PROBLEM TO WORK ON
Scan the listing below and copy every line holding "письменному".

Recorded data
——————————

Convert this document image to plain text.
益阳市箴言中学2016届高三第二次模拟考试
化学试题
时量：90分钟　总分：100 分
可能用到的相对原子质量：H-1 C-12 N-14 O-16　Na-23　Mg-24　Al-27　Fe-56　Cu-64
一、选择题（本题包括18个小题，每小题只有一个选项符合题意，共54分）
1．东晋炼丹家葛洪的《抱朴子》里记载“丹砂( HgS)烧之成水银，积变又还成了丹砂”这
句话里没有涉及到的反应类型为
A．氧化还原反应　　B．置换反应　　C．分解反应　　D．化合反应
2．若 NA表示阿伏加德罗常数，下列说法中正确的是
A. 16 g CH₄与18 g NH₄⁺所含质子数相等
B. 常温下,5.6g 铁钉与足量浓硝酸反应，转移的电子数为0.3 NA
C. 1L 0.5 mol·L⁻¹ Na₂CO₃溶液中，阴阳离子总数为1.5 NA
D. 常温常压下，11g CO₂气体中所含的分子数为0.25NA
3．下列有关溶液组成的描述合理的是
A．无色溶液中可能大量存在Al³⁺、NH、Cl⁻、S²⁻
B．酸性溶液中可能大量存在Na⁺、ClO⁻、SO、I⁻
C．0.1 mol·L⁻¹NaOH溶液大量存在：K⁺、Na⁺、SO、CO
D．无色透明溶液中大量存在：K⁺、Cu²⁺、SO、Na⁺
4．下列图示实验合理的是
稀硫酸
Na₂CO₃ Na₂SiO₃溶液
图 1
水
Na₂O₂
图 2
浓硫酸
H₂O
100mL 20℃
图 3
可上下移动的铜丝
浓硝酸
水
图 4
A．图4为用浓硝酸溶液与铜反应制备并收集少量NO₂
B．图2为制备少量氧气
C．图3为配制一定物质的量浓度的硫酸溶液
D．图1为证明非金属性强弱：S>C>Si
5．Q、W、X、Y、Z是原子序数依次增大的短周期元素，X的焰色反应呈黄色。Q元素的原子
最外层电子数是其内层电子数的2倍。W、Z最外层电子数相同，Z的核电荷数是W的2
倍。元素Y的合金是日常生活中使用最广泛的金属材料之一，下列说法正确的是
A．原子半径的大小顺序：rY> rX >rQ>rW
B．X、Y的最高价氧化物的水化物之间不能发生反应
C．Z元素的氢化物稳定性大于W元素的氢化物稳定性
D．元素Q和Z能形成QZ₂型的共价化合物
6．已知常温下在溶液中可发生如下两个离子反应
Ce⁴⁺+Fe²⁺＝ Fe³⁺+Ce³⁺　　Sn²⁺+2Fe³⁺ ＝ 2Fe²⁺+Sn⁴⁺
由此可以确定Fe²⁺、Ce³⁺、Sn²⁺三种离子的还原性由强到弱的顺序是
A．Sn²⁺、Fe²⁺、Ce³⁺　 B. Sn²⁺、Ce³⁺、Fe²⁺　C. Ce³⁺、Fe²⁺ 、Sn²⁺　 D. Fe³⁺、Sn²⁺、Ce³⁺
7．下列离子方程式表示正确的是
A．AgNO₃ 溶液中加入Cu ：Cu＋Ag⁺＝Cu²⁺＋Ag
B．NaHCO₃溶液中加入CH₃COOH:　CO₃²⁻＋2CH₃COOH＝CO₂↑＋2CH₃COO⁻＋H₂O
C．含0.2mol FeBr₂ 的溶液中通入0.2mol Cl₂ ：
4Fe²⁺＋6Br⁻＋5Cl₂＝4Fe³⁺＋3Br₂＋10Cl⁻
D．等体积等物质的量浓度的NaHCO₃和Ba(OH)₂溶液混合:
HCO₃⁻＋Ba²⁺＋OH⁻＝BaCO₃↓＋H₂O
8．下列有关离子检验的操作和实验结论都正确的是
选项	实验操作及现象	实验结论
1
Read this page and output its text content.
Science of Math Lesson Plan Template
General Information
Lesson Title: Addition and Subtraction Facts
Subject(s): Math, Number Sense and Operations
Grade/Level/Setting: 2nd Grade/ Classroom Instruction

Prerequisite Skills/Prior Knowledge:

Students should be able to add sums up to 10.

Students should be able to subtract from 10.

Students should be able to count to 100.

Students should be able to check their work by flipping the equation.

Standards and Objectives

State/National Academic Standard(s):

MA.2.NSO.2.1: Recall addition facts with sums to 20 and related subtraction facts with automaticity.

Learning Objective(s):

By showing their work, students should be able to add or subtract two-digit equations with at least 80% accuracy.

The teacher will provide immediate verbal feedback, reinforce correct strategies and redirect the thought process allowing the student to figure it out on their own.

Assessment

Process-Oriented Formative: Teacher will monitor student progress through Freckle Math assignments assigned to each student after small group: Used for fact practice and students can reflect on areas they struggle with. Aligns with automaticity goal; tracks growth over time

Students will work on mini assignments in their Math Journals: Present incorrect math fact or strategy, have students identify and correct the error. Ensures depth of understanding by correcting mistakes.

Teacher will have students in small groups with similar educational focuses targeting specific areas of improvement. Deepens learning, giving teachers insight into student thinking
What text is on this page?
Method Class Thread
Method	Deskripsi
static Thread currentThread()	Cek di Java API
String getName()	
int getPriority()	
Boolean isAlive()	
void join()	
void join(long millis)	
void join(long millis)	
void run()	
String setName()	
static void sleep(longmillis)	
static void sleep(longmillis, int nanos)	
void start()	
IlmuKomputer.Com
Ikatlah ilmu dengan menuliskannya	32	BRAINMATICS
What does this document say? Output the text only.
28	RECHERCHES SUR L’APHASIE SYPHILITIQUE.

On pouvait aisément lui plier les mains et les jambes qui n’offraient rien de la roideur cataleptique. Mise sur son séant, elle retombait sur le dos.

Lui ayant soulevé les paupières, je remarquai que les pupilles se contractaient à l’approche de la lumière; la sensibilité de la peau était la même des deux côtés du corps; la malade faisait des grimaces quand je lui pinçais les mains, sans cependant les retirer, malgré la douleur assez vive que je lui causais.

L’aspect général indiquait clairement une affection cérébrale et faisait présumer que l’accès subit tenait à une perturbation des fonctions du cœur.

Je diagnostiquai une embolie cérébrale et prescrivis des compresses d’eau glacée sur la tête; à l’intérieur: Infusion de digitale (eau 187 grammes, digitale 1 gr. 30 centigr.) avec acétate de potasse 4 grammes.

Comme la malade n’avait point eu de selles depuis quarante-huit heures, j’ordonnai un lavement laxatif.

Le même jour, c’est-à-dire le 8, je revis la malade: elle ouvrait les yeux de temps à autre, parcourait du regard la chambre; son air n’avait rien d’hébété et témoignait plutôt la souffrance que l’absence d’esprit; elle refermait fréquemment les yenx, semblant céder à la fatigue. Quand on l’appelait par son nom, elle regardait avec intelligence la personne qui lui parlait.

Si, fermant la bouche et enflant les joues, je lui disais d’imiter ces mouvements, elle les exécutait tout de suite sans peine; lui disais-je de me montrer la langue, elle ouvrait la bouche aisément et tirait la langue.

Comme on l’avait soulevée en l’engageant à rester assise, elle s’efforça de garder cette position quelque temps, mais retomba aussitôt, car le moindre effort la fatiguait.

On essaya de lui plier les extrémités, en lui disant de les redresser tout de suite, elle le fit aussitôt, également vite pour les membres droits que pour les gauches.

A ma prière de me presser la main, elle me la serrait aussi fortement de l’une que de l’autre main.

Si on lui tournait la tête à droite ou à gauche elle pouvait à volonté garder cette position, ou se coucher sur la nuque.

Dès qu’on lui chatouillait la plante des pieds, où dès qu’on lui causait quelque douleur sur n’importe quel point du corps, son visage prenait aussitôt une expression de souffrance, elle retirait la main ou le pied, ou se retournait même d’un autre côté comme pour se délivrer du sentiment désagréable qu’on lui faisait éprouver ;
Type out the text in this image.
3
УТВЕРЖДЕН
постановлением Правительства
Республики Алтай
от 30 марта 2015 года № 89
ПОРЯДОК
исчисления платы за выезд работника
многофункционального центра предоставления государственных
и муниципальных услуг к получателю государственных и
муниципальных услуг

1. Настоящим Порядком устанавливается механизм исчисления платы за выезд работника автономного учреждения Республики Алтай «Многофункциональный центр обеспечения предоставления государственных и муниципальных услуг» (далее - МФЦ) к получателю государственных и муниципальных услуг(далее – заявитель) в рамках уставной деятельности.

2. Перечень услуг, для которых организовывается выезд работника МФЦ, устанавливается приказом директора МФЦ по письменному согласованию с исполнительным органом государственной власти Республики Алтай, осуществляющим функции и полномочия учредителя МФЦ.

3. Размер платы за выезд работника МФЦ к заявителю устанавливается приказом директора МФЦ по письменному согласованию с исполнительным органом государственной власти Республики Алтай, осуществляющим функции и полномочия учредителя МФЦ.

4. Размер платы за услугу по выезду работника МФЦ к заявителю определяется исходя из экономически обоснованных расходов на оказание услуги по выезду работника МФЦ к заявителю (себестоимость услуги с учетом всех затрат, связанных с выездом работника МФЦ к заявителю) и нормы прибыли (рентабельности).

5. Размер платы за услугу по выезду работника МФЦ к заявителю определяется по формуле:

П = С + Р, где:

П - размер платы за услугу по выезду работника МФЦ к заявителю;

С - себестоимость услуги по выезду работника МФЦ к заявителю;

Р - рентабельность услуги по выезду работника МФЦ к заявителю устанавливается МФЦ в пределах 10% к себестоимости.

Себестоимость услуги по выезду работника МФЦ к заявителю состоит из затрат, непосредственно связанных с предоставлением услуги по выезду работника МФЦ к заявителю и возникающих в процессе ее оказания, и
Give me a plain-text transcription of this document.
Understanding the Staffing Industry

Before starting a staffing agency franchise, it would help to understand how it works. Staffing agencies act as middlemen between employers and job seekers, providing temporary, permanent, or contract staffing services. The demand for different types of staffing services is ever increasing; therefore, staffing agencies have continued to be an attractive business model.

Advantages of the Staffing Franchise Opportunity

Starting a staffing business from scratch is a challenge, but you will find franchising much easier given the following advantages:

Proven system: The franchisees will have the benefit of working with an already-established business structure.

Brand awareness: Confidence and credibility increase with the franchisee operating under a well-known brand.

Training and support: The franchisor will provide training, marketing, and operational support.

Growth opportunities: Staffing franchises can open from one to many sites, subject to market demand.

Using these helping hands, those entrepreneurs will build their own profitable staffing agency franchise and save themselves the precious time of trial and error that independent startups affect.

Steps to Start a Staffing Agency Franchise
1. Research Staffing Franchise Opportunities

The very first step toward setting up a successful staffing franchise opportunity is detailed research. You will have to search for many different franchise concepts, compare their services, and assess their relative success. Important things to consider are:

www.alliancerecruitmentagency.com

——————————

WRITTEN ANSWER
2. Перечень услуг, для которых организовывается выезд работника МФЦ, устанавливается приказом директора МФЦ по письменному согласованию с исполнительным органом государственной власти Республики Алтай, осуществляющим функции и полномочия учредителя МФЦ.
3. Размер платы за выезд работника МФЦ к заявителю устанавливается приказом директора МФЦ по письменному согласованию с исполнительным органом государственной власти Республики Алтай, осуществляющим функции и полномочия учредителя МФЦ.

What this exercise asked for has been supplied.